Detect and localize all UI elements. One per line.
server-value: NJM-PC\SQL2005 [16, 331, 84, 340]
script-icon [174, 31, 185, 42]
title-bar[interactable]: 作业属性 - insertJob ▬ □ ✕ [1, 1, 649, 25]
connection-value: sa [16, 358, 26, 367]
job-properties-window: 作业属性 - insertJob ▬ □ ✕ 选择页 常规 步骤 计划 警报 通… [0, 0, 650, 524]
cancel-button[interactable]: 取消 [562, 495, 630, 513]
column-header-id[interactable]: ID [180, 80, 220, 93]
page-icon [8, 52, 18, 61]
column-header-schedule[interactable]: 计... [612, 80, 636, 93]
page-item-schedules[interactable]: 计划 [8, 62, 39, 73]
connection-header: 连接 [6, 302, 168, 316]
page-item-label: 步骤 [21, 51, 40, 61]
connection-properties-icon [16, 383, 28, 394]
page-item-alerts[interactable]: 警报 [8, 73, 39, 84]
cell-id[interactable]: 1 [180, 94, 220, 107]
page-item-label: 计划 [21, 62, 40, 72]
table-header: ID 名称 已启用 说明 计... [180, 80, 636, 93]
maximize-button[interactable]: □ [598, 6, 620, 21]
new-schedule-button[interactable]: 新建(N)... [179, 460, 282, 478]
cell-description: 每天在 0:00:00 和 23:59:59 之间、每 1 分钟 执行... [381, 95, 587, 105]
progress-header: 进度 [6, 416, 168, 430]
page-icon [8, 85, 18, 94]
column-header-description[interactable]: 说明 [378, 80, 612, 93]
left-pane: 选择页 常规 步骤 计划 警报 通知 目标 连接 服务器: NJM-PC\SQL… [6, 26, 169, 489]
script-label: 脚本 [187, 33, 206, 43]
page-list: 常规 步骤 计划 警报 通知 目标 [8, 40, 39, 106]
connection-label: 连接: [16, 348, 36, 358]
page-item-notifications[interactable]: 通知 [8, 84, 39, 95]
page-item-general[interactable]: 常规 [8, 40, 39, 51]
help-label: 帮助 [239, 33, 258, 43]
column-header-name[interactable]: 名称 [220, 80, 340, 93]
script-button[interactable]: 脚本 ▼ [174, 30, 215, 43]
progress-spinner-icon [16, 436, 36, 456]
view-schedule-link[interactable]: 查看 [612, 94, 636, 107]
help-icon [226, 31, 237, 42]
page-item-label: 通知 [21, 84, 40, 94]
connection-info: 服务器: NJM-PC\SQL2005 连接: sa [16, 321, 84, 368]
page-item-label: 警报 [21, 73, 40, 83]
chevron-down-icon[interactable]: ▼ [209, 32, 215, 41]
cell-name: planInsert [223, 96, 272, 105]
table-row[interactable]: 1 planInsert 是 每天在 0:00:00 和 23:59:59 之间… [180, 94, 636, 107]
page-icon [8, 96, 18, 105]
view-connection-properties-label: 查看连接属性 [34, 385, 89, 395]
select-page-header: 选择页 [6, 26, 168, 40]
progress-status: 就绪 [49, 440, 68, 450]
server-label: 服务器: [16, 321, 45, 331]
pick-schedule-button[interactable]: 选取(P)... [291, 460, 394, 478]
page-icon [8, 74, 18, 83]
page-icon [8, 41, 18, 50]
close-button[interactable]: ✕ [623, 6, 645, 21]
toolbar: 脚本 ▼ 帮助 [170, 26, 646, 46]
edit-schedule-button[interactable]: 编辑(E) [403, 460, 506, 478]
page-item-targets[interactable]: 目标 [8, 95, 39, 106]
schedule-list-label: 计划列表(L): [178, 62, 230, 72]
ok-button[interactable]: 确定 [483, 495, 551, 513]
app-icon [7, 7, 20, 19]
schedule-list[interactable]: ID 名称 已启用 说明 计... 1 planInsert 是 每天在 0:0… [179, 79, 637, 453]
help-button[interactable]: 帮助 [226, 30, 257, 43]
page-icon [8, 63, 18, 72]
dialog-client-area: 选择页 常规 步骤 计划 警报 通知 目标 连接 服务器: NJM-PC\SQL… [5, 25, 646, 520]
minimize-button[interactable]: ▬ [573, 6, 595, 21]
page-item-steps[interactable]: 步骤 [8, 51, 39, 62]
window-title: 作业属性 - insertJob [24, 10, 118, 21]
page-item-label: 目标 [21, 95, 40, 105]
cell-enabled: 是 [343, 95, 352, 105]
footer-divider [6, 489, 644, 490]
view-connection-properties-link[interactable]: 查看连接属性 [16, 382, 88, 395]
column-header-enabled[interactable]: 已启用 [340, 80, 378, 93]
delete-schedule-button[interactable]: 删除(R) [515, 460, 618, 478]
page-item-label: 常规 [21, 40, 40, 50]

**THE TASK**. Copy the lines from the start through the line with "connection-value: sa [16, 358, 26, 367]", including that line, and reproduce each one precisely.

**REPLY**.
Detect and localize all UI elements. One per line.
server-value: NJM-PC\SQL2005 [16, 331, 84, 340]
script-icon [174, 31, 185, 42]
title-bar[interactable]: 作业属性 - insertJob ▬ □ ✕ [1, 1, 649, 25]
connection-value: sa [16, 358, 26, 367]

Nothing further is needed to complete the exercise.